TASK — Scan the material below for the string "name", and copy every line where it shows up.

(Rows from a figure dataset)
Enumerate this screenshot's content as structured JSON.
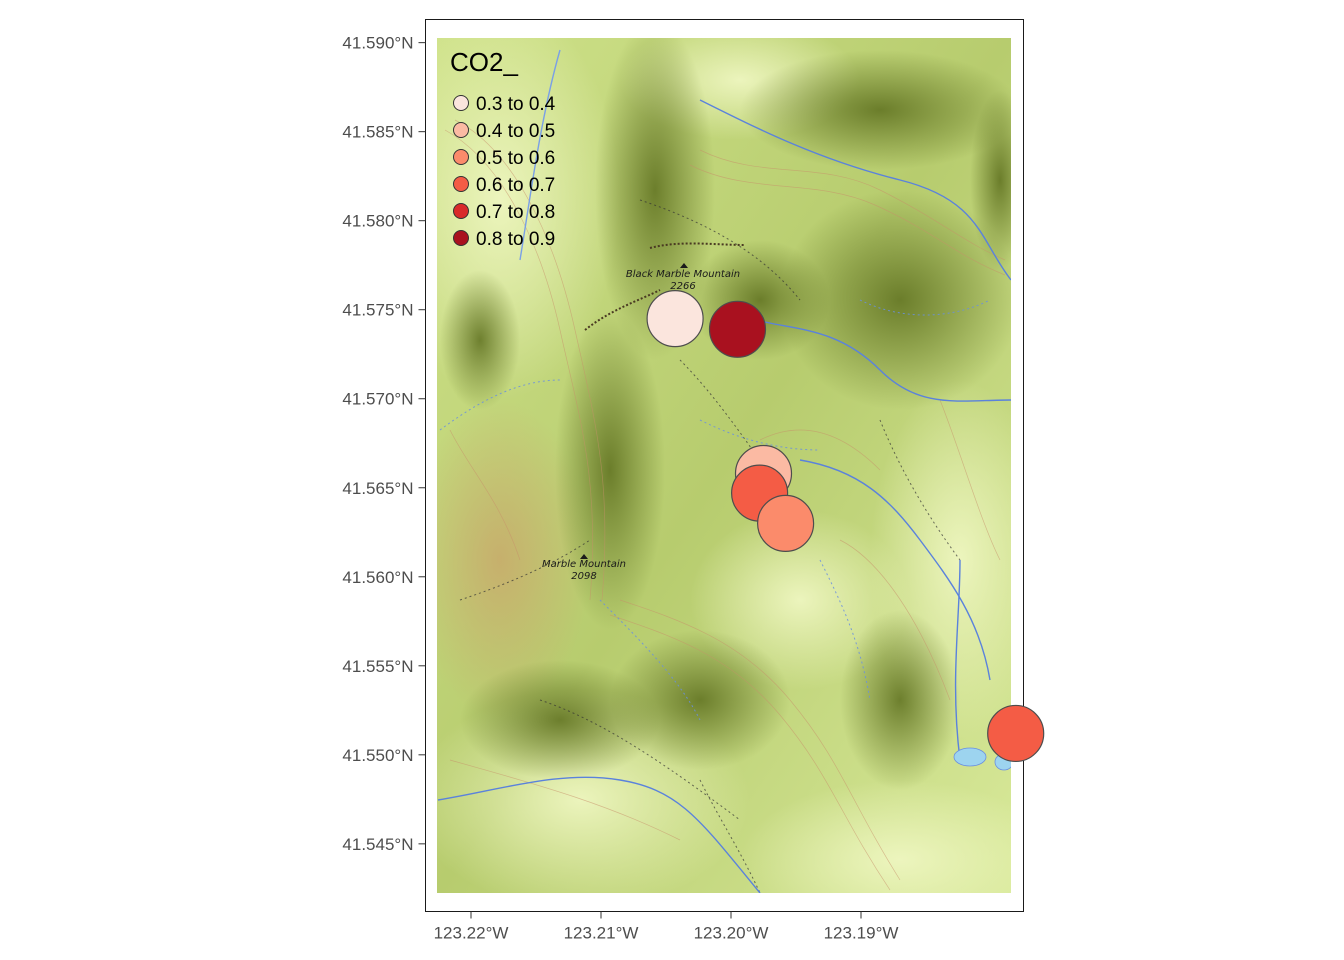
{
  "map": {
    "labels": [
      {
        "name": "Black Marble Mountain",
        "elev": "2266"
      },
      {
        "name": "Marble Mountain",
        "elev": "2098"
      }
    ],
    "basemap_style": "terrain topographic with contour lines",
    "colors": {
      "frame": "#1a1a1a",
      "terrain_light": "#e4f0a8",
      "terrain_mid": "#b9cd72",
      "terrain_dark": "#6c7d28",
      "water": "#6a8fe0",
      "point_outline": "#4d4d4d"
    }
  },
  "axes": {
    "x": {
      "ticks": [
        "123.22°W",
        "123.21°W",
        "123.20°W",
        "123.19°W"
      ],
      "tick_values": [
        -123.22,
        -123.21,
        -123.2,
        -123.19
      ]
    },
    "y": {
      "ticks": [
        "41.590°N",
        "41.585°N",
        "41.580°N",
        "41.575°N",
        "41.570°N",
        "41.565°N",
        "41.560°N",
        "41.555°N",
        "41.550°N",
        "41.545°N"
      ],
      "tick_values": [
        41.59,
        41.585,
        41.58,
        41.575,
        41.57,
        41.565,
        41.56,
        41.555,
        41.55,
        41.545
      ]
    }
  },
  "legend": {
    "title": "CO2_",
    "items": [
      {
        "label": "0.3 to 0.4",
        "color": "#fbe5dd"
      },
      {
        "label": "0.4 to 0.5",
        "color": "#fbbaa3"
      },
      {
        "label": "0.5 to 0.6",
        "color": "#fb8b6b"
      },
      {
        "label": "0.6 to 0.7",
        "color": "#f45c45"
      },
      {
        "label": "0.7 to 0.8",
        "color": "#d92a2a"
      },
      {
        "label": "0.8 to 0.9",
        "color": "#a9111f"
      }
    ]
  },
  "chart_data": {
    "type": "scatter",
    "title": "",
    "xlabel": "",
    "ylabel": "",
    "xlim": [
      -123.2235,
      -123.1775
    ],
    "ylim": [
      41.5412,
      41.5913
    ],
    "legend_position": "top-left",
    "points": [
      {
        "lon": -123.2043,
        "lat": 41.5745,
        "bin": "0.3 to 0.4"
      },
      {
        "lon": -123.1995,
        "lat": 41.5739,
        "bin": "0.8 to 0.9"
      },
      {
        "lon": -123.1975,
        "lat": 41.5658,
        "bin": "0.4 to 0.5"
      },
      {
        "lon": -123.1978,
        "lat": 41.5647,
        "bin": "0.6 to 0.7"
      },
      {
        "lon": -123.1958,
        "lat": 41.563,
        "bin": "0.5 to 0.6"
      },
      {
        "lon": -123.1781,
        "lat": 41.5512,
        "bin": "0.6 to 0.7"
      }
    ]
  }
}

IN RESPONSE —
        "name": "Black Marble Mountain",
        "name": "Marble Mountain",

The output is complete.